## Problem statement
Give a count of the lines below that have the string "from" in them, with no other words.

__________

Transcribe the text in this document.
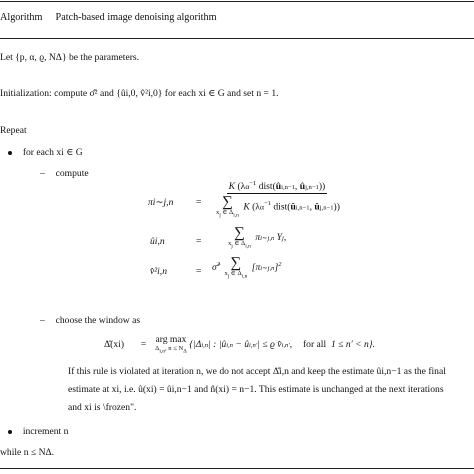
Algorithm Patch-based image denoising algorithm
Let {p, α, ϱ, NΔ} be the parameters.
Initialization: compute σ̂² and {ûi,0, v̂²i,0} for each xi ∈ G and set n = 1.
Repeat
for each xi ∈ G
– compute
πi∼j,n = K ($\lambda\alpha^{-1}$ dist(ûi,n−1, ûj,n−1))
∑
$x_j$ ∈ $\Delta_{i,n}$
K ($\lambda\alpha^{-1}$ dist(ûi,n−1, ûj,n−1))
ûi,n	=
∑
$x_j$ ∈ $\Delta_{i,n}$
πi∼j,n Yj,
v̂²i,n	= σ̂$^2$ ∑
$x_j$ ∈ $\Delta_{i,n}$
[πi∼j,n]$^2$
– choose the window as
Δ̂(xi) = arg max
$\Delta_{i,n}$, $n \le N_\Delta$
{|Δi,n| : |ûi,n − ûi,n′| ≤ ϱ v̂i,n′, for all  1 ≤ n′ < n}.
If this rule is violated at iteration n, we do not accept Δ̂i,n and keep the estimate ûi,n−1 as the final
estimate at xi, i.e. û(xi) = ûi,n−1 and n̂(xi) = n−1. This estimate is unchanged at the next iterations
and xi is \frozen".
increment n
while n ≤ NΔ.
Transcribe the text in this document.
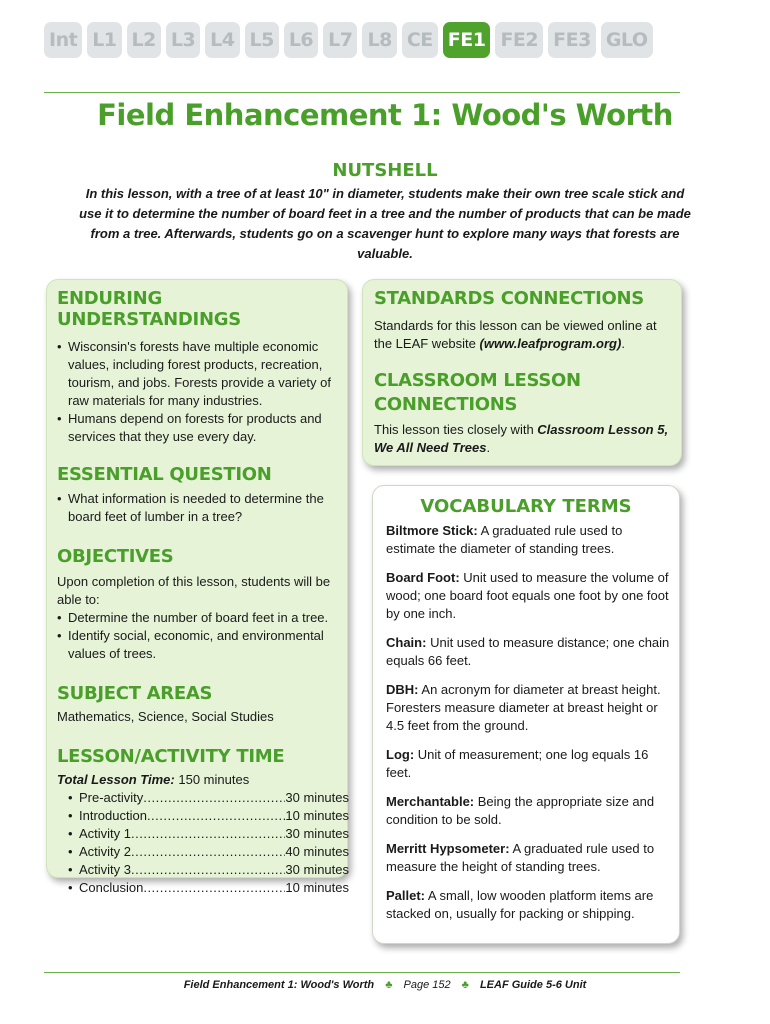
Int L1 L2 L3 L4 L5 L6 L7 L8 CE FE1 FE2 FE3 GLO
Field Enhancement 1: Wood's Worth
NUTSHELL
In this lesson, with a tree of at least 10" in diameter, students make their own tree scale stick and use it to determine the number of board feet in a tree and the number of products that can be made from a tree. Afterwards, students go on a scavenger hunt to explore many ways that forests are valuable.
ENDURING UNDERSTANDINGS
• Wisconsin's forests have multiple economic values, including forest products, recreation, tourism, and jobs. Forests provide a variety of raw materials for many industries.
• Humans depend on forests for products and services that they use every day.
ESSENTIAL QUESTION
• What information is needed to determine the board feet of lumber in a tree?
OBJECTIVES

Upon completion of this lesson, students will be able to:

• Determine the number of board feet in a tree.
• Identify social, economic, and environmental values of trees.
SUBJECT AREAS

Mathematics, Science, Social Studies

LESSON/ACTIVITY TIME

Total Lesson Time: 150 minutes

• Pre-activity .....	30 minutes
• Introduction .....	10 minutes
• Activity 1 .....	30 minutes
• Activity 2 .....	40 minutes
• Activity 3 .....	30 minutes
• Conclusion .....	10 minutes
STANDARDS CONNECTIONS

Standards for this lesson can be viewed online at the LEAF website (www.leafprogram.org).

CLASSROOM LESSON
CONNECTIONS

This lesson ties closely with Classroom Lesson 5, We All Need Trees.

VOCABULARY TERMS

Biltmore Stick: A graduated rule used to estimate the diameter of standing trees.

Board Foot: Unit used to measure the volume of wood; one board foot equals one foot by one foot by one inch.

Chain: Unit used to measure distance; one chain equals 66 feet.

DBH: An acronym for diameter at breast height. Foresters measure diameter at breast height or 4.5 feet from the ground.

Log: Unit of measurement; one log equals 16 feet.

Merchantable: Being the appropriate size and condition to be sold.

Merritt Hypsometer: A graduated rule used to measure the height of standing trees.

Pallet: A small, low wooden platform items are stacked on, usually for packing or shipping.

Field Enhancement 1: Wood's Worth ♣ Page 152 ♣ LEAF Guide 5-6 Unit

__________

## Written answer
2